GIVEN PROBLEM: Print the records again, character for character.

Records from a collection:
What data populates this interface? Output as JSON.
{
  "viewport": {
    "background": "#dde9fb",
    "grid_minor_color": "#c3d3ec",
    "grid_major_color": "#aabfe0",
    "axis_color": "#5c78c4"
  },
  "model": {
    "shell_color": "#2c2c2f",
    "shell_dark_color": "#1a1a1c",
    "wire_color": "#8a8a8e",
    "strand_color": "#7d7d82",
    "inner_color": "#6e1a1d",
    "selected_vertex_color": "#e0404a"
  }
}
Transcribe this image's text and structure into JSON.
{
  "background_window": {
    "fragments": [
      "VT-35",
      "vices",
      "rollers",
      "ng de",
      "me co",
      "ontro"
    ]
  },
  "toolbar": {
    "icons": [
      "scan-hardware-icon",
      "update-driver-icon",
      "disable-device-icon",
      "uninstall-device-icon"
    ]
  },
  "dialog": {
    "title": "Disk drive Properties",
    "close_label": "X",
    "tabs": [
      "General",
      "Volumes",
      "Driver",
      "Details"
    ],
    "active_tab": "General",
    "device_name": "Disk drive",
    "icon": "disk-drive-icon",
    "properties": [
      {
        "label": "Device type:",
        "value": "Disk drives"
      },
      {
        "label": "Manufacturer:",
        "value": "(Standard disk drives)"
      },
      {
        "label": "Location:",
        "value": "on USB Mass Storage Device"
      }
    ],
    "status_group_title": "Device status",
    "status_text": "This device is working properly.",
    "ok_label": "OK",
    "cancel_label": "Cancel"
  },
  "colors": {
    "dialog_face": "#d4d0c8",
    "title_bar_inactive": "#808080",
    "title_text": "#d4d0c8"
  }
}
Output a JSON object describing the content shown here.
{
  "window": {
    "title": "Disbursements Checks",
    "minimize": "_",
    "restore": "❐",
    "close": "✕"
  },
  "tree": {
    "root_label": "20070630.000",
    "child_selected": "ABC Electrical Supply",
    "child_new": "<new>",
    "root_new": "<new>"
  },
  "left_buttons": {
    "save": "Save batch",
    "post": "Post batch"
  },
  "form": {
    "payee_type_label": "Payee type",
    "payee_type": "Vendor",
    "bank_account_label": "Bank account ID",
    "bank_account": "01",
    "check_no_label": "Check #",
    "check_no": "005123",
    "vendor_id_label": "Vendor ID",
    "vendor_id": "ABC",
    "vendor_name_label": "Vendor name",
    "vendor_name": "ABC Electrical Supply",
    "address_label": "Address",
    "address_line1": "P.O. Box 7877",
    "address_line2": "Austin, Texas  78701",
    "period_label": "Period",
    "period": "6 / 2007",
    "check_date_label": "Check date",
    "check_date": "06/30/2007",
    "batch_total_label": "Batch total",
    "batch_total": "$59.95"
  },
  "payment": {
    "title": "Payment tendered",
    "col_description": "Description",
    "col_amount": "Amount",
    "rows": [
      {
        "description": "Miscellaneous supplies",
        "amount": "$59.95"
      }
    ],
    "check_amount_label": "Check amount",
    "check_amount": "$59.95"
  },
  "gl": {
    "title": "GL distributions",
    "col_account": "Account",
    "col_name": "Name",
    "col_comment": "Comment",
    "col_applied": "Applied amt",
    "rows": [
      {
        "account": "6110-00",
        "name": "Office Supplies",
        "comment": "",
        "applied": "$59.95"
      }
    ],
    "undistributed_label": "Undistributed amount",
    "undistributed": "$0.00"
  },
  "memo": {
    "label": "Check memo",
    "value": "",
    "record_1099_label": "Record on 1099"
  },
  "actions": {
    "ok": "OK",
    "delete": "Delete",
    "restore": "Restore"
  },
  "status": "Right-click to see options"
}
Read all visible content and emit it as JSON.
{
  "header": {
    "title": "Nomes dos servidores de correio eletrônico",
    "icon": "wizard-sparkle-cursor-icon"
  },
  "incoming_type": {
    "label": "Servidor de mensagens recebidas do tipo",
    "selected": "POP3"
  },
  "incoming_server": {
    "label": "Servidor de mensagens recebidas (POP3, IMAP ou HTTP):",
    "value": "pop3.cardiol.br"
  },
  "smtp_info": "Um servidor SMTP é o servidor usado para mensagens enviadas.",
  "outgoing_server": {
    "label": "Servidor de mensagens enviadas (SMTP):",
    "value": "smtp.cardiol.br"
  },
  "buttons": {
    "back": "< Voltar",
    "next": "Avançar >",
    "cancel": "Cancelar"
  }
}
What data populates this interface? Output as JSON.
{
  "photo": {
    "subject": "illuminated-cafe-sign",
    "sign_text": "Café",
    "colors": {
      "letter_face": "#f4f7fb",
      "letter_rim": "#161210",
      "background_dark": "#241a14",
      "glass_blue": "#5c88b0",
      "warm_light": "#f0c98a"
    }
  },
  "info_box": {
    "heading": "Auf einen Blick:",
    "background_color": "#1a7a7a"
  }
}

COMPLETE ANSWER:
What data populates this interface? Output as JSON.
{
  "viewport": {
    "background": "#dde9fb",
    "grid_minor_color": "#c3d3ec",
    "grid_major_color": "#aabfe0",
    "axis_color": "#5c78c4"
  },
  "model": {
    "shell_color": "#2c2c2f",
    "shell_dark_color": "#1a1a1c",
    "wire_color": "#8a8a8e",
    "strand_color": "#7d7d82",
    "inner_color": "#6e1a1d",
    "selected_vertex_color": "#e0404a"
  }
}
Transcribe this image's text and structure into JSON.
{
  "background_window": {
    "fragments": [
      "VT-35",
      "vices",
      "rollers",
      "ng de",
      "me co",
      "ontro"
    ]
  },
  "toolbar": {
    "icons": [
      "scan-hardware-icon",
      "update-driver-icon",
      "disable-device-icon",
      "uninstall-device-icon"
    ]
  },
  "dialog": {
    "title": "Disk drive Properties",
    "close_label": "X",
    "tabs": [
      "General",
      "Volumes",
      "Driver",
      "Details"
    ],
    "active_tab": "General",
    "device_name": "Disk drive",
    "icon": "disk-drive-icon",
    "properties": [
      {
        "label": "Device type:",
        "value": "Disk drives"
      },
      {
        "label": "Manufacturer:",
        "value": "(Standard disk drives)"
      },
      {
        "label": "Location:",
        "value": "on USB Mass Storage Device"
      }
    ],
    "status_group_title": "Device status",
    "status_text": "This device is working properly.",
    "ok_label": "OK",
    "cancel_label": "Cancel"
  },
  "colors": {
    "dialog_face": "#d4d0c8",
    "title_bar_inactive": "#808080",
    "title_text": "#d4d0c8"
  }
}
Output a JSON object describing the content shown here.
{
  "window": {
    "title": "Disbursements Checks",
    "minimize": "_",
    "restore": "❐",
    "close": "✕"
  },
  "tree": {
    "root_label": "20070630.000",
    "child_selected": "ABC Electrical Supply",
    "child_new": "<new>",
    "root_new": "<new>"
  },
  "left_buttons": {
    "save": "Save batch",
    "post": "Post batch"
  },
  "form": {
    "payee_type_label": "Payee type",
    "payee_type": "Vendor",
    "bank_account_label": "Bank account ID",
    "bank_account": "01",
    "check_no_label": "Check #",
    "check_no": "005123",
    "vendor_id_label": "Vendor ID",
    "vendor_id": "ABC",
    "vendor_name_label": "Vendor name",
    "vendor_name": "ABC Electrical Supply",
    "address_label": "Address",
    "address_line1": "P.O. Box 7877",
    "address_line2": "Austin, Texas  78701",
    "period_label": "Period",
    "period": "6 / 2007",
    "check_date_label": "Check date",
    "check_date": "06/30/2007",
    "batch_total_label": "Batch total",
    "batch_total": "$59.95"
  },
  "payment": {
    "title": "Payment tendered",
    "col_description": "Description",
    "col_amount": "Amount",
    "rows": [
      {
        "description": "Miscellaneous supplies",
        "amount": "$59.95"
      }
    ],
    "check_amount_label": "Check amount",
    "check_amount": "$59.95"
  },
  "gl": {
    "title": "GL distributions",
    "col_account": "Account",
    "col_name": "Name",
    "col_comment": "Comment",
    "col_applied": "Applied amt",
    "rows": [
      {
        "account": "6110-00",
        "name": "Office Supplies",
        "comment": "",
        "applied": "$59.95"
      }
    ],
    "undistributed_label": "Undistributed amount",
    "undistributed": "$0.00"
  },
  "memo": {
    "label": "Check memo",
    "value": "",
    "record_1099_label": "Record on 1099"
  },
  "actions": {
    "ok": "OK",
    "delete": "Delete",
    "restore": "Restore"
  },
  "status": "Right-click to see options"
}
Read all visible content and emit it as JSON.
{
  "header": {
    "title": "Nomes dos servidores de correio eletrônico",
    "icon": "wizard-sparkle-cursor-icon"
  },
  "incoming_type": {
    "label": "Servidor de mensagens recebidas do tipo",
    "selected": "POP3"
  },
  "incoming_server": {
    "label": "Servidor de mensagens recebidas (POP3, IMAP ou HTTP):",
    "value": "pop3.cardiol.br"
  },
  "smtp_info": "Um servidor SMTP é o servidor usado para mensagens enviadas.",
  "outgoing_server": {
    "label": "Servidor de mensagens enviadas (SMTP):",
    "value": "smtp.cardiol.br"
  },
  "buttons": {
    "back": "< Voltar",
    "next": "Avançar >",
    "cancel": "Cancelar"
  }
}
What data populates this interface? Output as JSON.
{
  "photo": {
    "subject": "illuminated-cafe-sign",
    "sign_text": "Café",
    "colors": {
      "letter_face": "#f4f7fb",
      "letter_rim": "#161210",
      "background_dark": "#241a14",
      "glass_blue": "#5c88b0",
      "warm_light": "#f0c98a"
    }
  },
  "info_box": {
    "heading": "Auf einen Blick:",
    "background_color": "#1a7a7a"
  }
}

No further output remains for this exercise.